■ PROVIDED MATERIAL
------------------------------------------------------------------------

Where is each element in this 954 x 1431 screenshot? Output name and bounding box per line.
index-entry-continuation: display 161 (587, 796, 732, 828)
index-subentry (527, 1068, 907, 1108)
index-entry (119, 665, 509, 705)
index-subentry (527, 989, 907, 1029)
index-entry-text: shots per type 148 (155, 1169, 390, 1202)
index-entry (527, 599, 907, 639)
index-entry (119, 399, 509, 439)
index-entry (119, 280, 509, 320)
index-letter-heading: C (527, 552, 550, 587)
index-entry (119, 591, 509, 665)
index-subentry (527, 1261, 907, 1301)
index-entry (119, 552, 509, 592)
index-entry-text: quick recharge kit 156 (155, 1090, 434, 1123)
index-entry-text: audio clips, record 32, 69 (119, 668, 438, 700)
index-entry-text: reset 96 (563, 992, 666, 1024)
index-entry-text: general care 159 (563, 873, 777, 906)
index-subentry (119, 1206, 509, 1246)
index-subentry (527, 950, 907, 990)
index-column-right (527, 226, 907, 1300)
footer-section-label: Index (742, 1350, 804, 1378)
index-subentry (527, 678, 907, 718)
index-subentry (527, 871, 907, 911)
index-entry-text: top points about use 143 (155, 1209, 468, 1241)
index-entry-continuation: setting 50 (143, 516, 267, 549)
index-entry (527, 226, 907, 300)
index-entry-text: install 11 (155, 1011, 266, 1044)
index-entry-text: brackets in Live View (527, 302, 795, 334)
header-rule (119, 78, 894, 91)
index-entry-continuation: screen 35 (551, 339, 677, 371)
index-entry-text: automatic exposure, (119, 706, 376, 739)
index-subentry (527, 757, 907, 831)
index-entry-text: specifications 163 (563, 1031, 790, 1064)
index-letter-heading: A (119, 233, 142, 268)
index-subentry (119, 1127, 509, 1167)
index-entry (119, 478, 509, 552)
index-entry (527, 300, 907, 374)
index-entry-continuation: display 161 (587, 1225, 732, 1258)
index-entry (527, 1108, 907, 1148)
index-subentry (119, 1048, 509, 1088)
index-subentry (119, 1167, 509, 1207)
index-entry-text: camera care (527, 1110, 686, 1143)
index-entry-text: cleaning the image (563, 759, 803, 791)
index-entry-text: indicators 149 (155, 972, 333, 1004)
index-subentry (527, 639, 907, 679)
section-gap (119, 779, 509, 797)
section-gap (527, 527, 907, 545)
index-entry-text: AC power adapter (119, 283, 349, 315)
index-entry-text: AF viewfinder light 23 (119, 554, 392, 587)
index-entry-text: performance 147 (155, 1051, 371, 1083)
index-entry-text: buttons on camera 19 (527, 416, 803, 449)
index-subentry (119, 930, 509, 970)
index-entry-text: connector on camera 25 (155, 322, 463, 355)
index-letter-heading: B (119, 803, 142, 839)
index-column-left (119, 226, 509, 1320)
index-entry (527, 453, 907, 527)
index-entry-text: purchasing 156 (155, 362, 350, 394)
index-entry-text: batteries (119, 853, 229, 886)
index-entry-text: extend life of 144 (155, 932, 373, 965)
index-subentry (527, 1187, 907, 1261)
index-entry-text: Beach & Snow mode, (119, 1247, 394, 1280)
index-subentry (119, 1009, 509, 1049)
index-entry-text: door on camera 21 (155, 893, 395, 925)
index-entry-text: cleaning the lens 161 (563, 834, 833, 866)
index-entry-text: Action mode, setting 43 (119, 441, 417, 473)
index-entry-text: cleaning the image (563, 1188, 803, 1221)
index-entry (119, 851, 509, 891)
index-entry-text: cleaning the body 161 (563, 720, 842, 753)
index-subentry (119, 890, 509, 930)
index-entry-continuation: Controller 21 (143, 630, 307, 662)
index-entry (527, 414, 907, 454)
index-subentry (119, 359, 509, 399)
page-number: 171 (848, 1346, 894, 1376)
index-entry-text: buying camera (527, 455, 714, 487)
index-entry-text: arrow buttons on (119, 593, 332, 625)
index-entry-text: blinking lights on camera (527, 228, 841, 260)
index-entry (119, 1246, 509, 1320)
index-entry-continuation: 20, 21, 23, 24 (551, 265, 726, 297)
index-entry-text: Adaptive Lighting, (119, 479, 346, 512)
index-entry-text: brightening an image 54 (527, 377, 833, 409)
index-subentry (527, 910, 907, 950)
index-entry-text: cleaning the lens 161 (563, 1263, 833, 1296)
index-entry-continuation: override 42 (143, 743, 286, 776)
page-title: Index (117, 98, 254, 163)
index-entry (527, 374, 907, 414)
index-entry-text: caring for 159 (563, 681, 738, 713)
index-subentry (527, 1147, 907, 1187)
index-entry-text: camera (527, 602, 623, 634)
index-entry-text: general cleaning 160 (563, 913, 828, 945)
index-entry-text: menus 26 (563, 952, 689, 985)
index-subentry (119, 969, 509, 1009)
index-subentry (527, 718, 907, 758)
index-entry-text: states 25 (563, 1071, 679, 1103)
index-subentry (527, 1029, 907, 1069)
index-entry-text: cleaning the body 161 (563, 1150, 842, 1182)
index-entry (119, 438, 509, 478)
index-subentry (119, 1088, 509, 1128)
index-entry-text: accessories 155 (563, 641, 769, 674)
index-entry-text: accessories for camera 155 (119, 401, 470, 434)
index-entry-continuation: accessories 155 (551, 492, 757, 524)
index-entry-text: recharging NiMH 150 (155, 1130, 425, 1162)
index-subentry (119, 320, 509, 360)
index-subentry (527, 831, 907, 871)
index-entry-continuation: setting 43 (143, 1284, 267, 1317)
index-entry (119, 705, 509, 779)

------------------------------------------------------------------------

■ WHAT IS ASKED
Reproduce word for word the lines from the first one through the line with "index-subentry (527, 989, 907, 1029)", including both.

■ PROBLEM SOLUTION
Where is each element in this 954 x 1431 screenshot? Output name and bounding box per line.
index-entry-continuation: display 161 (587, 796, 732, 828)
index-subentry (527, 1068, 907, 1108)
index-entry (119, 665, 509, 705)
index-subentry (527, 989, 907, 1029)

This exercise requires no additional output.